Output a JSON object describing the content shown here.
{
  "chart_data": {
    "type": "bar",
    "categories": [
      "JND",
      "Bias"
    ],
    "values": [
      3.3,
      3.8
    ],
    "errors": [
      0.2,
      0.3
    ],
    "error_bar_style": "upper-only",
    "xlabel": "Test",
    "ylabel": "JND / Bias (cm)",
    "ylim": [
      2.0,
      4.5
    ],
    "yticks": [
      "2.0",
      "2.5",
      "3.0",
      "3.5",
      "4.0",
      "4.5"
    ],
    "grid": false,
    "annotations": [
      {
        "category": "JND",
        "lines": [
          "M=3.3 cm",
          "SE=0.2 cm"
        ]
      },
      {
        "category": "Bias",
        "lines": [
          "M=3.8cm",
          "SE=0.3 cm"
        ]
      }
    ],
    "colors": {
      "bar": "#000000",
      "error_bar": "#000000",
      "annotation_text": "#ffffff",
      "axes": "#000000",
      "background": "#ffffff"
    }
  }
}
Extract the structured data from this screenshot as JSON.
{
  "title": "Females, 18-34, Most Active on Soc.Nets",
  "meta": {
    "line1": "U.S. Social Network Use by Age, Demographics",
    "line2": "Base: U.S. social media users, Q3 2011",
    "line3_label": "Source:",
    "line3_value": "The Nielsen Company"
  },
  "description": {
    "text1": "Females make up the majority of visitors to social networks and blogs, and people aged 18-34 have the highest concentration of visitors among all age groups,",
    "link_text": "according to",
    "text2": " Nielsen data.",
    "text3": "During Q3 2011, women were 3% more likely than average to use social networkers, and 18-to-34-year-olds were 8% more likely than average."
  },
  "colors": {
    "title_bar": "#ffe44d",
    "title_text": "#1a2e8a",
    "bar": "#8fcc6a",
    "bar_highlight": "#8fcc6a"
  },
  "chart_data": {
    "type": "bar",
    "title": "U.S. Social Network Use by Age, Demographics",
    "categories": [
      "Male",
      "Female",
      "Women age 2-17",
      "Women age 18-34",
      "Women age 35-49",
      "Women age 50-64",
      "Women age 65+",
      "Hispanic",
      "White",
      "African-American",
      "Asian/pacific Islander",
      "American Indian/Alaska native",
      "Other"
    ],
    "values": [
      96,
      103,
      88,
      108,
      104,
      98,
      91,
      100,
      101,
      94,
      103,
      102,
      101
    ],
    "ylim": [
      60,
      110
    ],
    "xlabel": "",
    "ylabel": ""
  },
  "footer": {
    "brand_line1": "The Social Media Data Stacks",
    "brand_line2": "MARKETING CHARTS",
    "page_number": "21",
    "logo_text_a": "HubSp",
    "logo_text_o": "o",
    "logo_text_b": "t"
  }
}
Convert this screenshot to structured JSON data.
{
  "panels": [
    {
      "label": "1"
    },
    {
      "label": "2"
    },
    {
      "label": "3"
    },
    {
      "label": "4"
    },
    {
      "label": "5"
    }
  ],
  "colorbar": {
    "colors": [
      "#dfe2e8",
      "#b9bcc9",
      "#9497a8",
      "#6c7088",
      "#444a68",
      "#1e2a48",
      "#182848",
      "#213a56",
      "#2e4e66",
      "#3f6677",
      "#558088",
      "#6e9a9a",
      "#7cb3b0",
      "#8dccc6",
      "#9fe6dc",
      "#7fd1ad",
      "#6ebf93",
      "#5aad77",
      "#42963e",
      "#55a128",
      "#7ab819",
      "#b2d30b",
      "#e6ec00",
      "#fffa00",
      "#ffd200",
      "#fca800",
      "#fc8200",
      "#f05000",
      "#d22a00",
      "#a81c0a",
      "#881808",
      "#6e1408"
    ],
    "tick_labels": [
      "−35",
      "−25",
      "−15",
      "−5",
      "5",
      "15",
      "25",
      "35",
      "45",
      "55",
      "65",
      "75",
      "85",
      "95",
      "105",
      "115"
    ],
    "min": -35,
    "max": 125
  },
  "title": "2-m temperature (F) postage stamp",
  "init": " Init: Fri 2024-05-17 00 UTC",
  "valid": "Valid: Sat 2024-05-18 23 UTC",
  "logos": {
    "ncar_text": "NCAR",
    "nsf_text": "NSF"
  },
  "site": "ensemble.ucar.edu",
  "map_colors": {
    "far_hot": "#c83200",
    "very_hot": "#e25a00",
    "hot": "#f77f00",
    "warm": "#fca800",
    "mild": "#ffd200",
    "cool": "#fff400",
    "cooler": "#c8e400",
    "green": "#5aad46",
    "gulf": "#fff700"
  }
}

++++++++

**Aim of the exercise**
Copy out every line holding the string "Nielsen".

**Output**
    "line3_value": "The Nielsen Company"
    "text2": " Nielsen data.",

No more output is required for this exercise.